┏━━
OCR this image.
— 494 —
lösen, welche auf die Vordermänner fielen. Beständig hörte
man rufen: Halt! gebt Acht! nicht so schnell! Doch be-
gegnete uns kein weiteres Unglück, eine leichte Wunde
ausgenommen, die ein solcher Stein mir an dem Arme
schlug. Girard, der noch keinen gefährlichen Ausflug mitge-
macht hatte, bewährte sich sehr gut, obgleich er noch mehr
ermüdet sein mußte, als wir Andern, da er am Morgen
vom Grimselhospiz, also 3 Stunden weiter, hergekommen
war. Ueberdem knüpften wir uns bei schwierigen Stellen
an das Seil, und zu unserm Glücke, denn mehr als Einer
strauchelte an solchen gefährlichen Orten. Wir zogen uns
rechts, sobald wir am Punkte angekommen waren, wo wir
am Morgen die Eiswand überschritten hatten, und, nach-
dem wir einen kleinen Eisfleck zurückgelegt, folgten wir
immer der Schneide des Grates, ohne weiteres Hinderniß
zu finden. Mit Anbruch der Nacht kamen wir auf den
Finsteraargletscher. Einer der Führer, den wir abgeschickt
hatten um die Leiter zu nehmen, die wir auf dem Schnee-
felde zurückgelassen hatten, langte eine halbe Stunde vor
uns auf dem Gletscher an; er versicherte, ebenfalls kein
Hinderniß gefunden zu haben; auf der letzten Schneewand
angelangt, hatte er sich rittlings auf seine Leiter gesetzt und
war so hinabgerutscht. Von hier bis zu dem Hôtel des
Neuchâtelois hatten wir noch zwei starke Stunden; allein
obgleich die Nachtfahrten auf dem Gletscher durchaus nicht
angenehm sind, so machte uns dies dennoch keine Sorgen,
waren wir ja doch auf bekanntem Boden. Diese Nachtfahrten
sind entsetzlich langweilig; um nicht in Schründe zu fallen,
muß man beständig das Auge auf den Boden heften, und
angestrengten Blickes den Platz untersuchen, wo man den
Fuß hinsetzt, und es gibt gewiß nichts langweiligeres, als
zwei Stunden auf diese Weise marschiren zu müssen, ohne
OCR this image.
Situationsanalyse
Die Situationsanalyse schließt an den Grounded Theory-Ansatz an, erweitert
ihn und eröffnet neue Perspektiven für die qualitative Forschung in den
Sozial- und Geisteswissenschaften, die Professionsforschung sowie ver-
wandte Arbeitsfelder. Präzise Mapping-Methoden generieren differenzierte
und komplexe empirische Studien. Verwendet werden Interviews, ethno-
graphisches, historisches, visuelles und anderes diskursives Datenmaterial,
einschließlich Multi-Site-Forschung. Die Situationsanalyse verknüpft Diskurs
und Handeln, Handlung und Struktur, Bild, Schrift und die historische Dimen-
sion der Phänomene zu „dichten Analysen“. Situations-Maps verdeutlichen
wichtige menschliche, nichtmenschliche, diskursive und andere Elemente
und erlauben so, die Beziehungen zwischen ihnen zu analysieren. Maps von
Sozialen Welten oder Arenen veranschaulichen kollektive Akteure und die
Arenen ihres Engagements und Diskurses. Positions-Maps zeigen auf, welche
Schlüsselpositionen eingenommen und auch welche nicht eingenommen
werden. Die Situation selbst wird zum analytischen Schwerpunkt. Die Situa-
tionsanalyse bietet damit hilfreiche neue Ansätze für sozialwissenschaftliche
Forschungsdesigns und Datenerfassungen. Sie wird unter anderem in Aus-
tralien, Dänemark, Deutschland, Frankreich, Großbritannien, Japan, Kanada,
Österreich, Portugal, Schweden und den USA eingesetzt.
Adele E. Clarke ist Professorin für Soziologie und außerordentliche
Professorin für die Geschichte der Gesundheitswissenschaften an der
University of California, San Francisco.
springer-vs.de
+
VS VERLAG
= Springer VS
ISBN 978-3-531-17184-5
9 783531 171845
┗━━
┏━━
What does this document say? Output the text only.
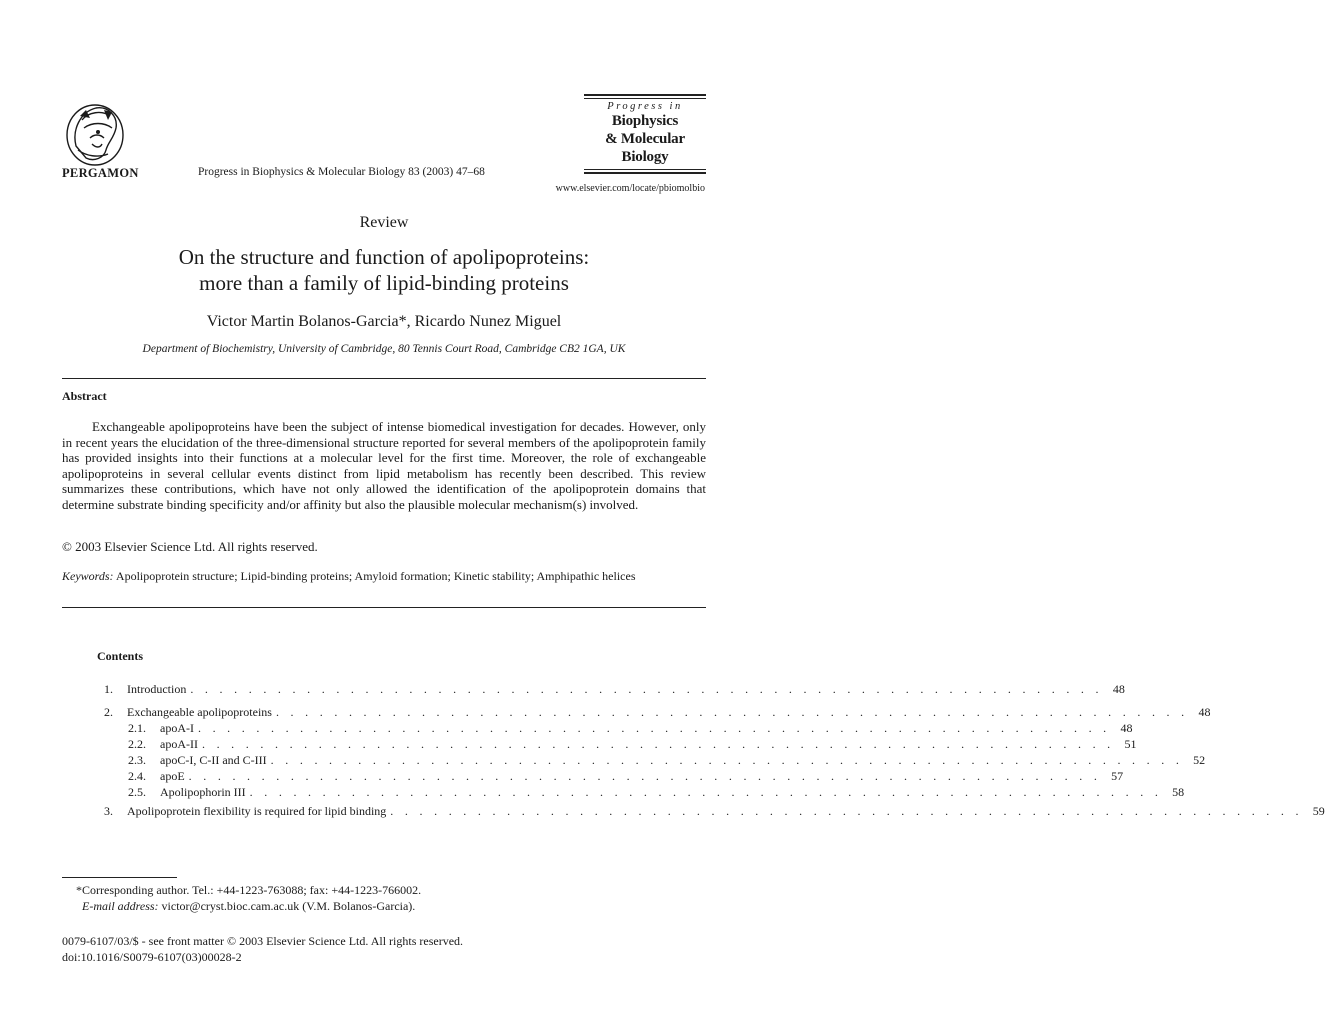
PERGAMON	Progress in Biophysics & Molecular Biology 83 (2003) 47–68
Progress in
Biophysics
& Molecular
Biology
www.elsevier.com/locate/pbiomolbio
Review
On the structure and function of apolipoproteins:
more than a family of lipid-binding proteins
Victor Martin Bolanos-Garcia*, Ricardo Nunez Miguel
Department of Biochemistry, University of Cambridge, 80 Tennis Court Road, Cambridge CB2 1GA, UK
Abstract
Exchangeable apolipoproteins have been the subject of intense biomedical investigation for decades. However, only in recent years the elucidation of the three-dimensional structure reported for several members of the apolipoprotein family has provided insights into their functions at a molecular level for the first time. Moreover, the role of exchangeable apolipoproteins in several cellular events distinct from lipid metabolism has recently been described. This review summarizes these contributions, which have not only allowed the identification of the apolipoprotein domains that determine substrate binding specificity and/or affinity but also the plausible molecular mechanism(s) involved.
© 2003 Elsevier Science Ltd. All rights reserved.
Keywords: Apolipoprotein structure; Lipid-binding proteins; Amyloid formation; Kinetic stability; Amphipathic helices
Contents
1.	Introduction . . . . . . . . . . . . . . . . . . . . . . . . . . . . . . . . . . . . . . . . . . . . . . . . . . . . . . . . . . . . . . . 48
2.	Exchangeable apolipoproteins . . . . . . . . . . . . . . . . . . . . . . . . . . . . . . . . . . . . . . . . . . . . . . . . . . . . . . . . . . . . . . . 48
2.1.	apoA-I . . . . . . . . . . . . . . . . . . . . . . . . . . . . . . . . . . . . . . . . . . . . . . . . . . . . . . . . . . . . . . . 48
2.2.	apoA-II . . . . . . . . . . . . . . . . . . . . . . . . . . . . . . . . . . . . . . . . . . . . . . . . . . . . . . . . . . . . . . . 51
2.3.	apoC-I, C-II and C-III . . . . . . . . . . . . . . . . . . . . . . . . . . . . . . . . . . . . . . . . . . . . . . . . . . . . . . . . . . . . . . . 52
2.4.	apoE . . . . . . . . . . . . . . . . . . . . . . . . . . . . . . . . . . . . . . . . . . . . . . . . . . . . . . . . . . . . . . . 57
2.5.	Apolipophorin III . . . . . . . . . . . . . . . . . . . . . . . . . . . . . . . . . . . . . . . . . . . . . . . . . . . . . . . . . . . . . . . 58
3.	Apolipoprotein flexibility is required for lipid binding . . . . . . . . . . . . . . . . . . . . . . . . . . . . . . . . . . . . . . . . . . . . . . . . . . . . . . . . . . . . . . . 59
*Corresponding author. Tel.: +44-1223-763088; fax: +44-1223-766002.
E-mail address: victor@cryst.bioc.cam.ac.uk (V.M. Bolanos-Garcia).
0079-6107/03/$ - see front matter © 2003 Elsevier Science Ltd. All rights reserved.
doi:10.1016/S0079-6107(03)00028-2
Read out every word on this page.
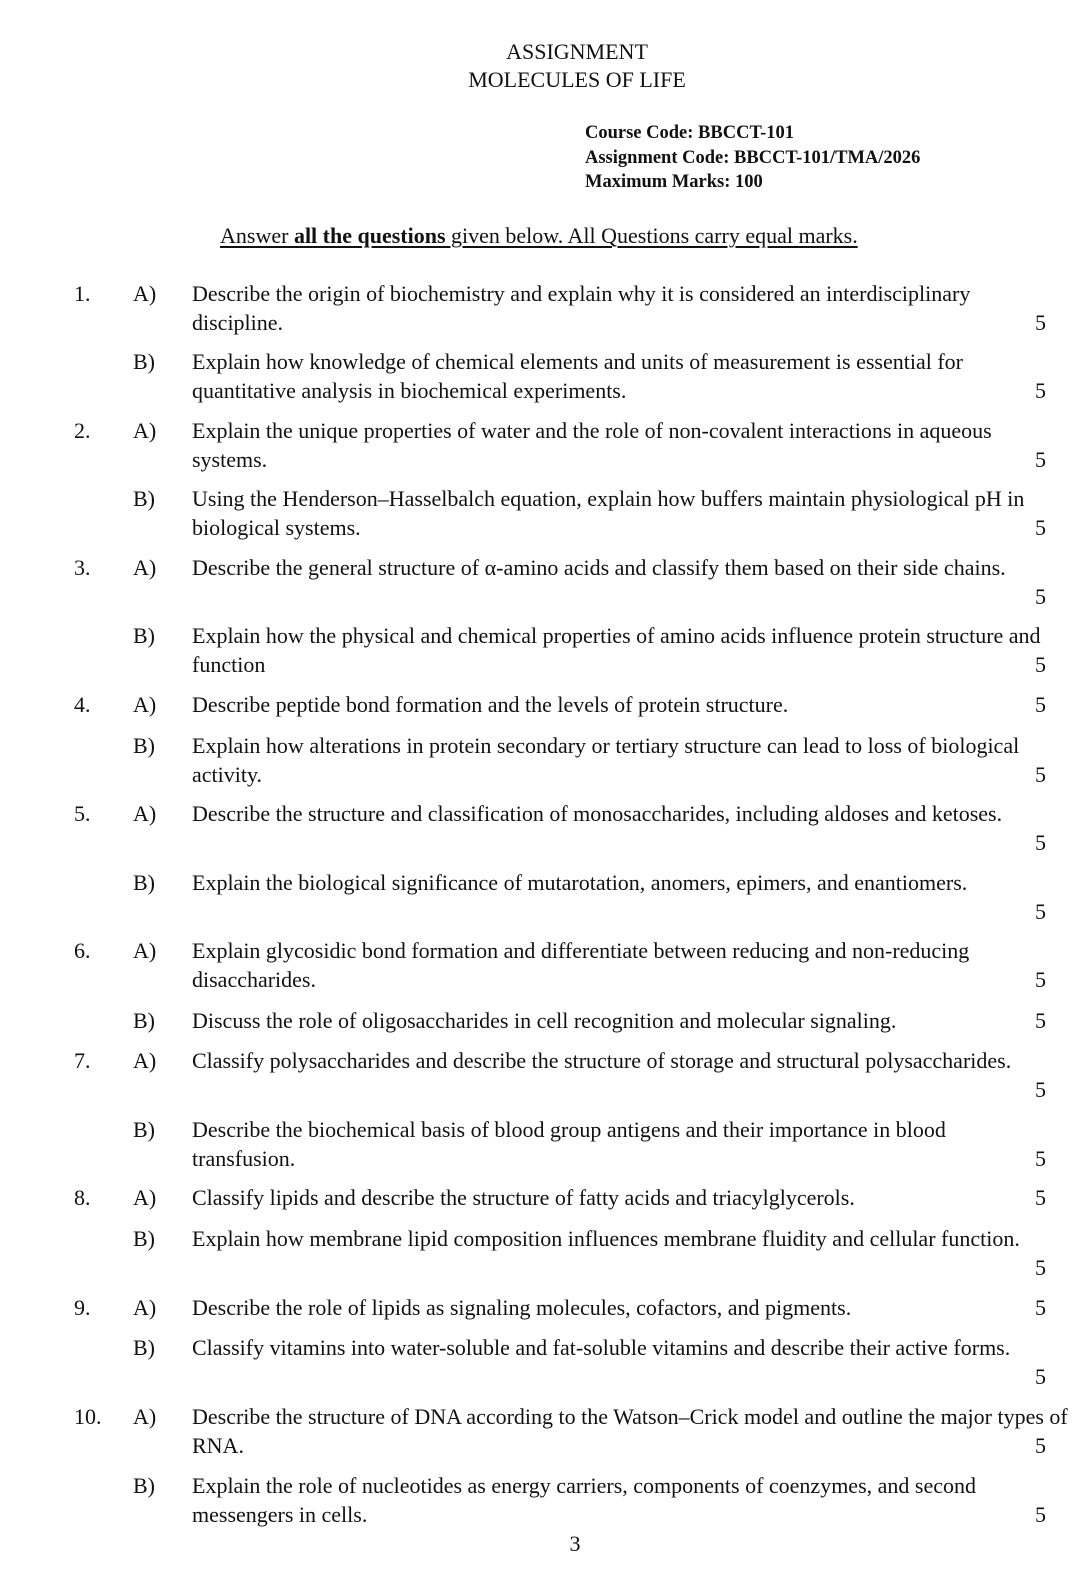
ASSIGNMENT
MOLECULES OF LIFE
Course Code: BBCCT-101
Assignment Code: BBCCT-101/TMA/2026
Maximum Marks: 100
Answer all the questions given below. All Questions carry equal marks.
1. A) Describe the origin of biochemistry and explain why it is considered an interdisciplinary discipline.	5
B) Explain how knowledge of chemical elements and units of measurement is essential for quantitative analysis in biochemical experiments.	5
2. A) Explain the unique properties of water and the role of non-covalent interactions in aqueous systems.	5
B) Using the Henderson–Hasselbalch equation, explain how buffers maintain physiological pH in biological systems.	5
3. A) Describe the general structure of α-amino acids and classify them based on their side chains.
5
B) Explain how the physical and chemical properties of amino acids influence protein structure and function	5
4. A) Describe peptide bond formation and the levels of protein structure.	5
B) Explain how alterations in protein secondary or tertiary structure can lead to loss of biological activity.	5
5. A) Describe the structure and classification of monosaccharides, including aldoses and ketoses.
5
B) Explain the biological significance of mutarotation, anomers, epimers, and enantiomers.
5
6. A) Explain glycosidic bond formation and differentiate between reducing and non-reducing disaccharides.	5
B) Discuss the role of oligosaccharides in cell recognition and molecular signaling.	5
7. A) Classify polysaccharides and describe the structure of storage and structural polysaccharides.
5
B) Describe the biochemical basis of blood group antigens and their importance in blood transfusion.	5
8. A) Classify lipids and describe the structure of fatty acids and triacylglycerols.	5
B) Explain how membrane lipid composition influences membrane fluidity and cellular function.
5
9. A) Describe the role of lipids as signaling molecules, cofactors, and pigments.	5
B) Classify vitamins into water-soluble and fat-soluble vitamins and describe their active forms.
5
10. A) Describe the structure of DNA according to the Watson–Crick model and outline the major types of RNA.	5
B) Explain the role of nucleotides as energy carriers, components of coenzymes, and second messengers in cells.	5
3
┗━━
┏━━
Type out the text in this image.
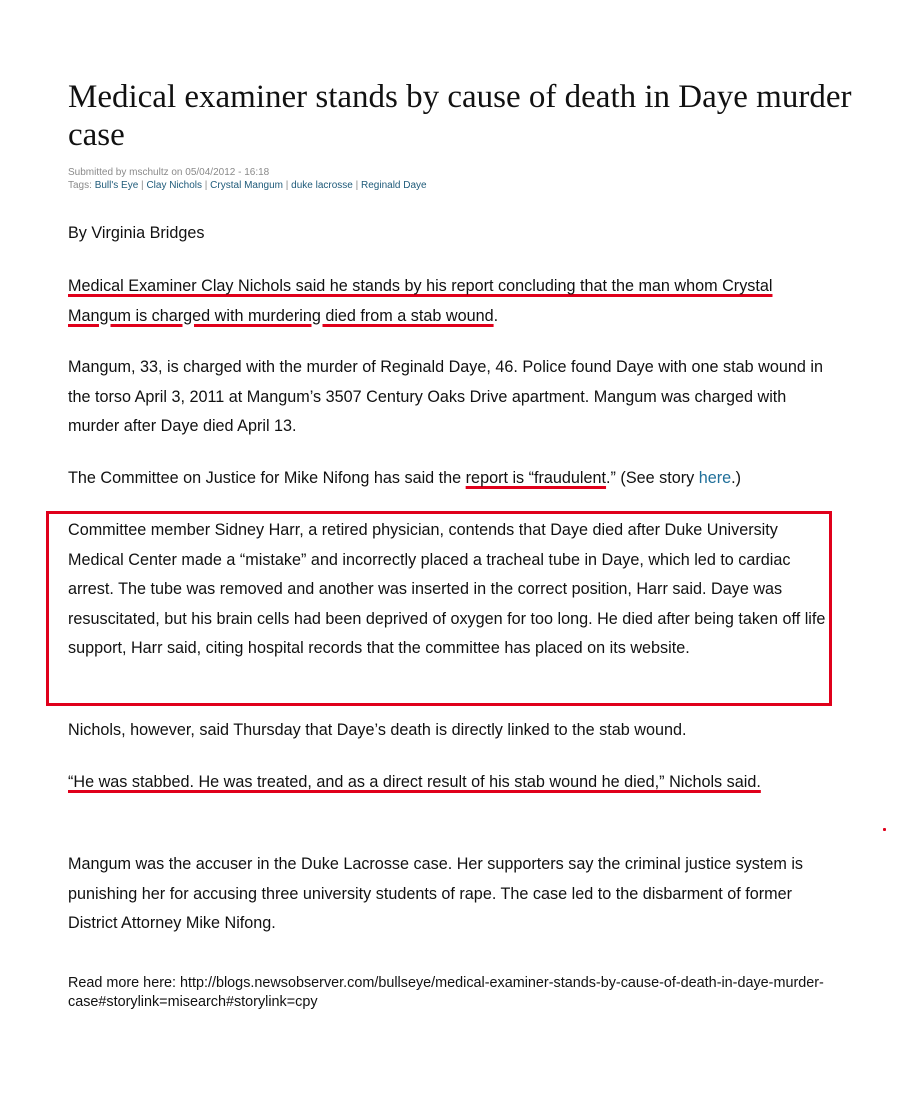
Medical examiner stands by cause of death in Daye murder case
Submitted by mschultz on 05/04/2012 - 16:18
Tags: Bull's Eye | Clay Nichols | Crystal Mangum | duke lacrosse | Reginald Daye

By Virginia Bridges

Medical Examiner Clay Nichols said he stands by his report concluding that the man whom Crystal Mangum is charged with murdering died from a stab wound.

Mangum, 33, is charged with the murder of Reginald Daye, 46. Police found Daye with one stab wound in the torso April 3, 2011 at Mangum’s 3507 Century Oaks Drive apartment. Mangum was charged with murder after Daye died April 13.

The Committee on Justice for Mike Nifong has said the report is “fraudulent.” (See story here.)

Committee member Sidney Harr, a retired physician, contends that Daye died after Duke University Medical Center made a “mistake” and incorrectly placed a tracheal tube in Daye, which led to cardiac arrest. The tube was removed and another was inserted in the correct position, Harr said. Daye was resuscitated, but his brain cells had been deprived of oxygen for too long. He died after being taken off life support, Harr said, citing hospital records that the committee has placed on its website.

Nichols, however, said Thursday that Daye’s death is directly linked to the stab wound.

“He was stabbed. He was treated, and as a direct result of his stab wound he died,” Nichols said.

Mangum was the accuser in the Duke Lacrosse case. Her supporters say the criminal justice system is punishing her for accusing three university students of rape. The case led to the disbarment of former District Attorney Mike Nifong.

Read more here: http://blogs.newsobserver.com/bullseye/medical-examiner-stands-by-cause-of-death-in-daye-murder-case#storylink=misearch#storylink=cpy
┗━━
■ PROMPT: Where a line of the records has the string "Morgen", copy that line.

■ TASK ANSWER:
ermüdet sein mußte, als wir Andern, da er am Morgen
am Morgen die Eiswand überschritten hatten, und, nach-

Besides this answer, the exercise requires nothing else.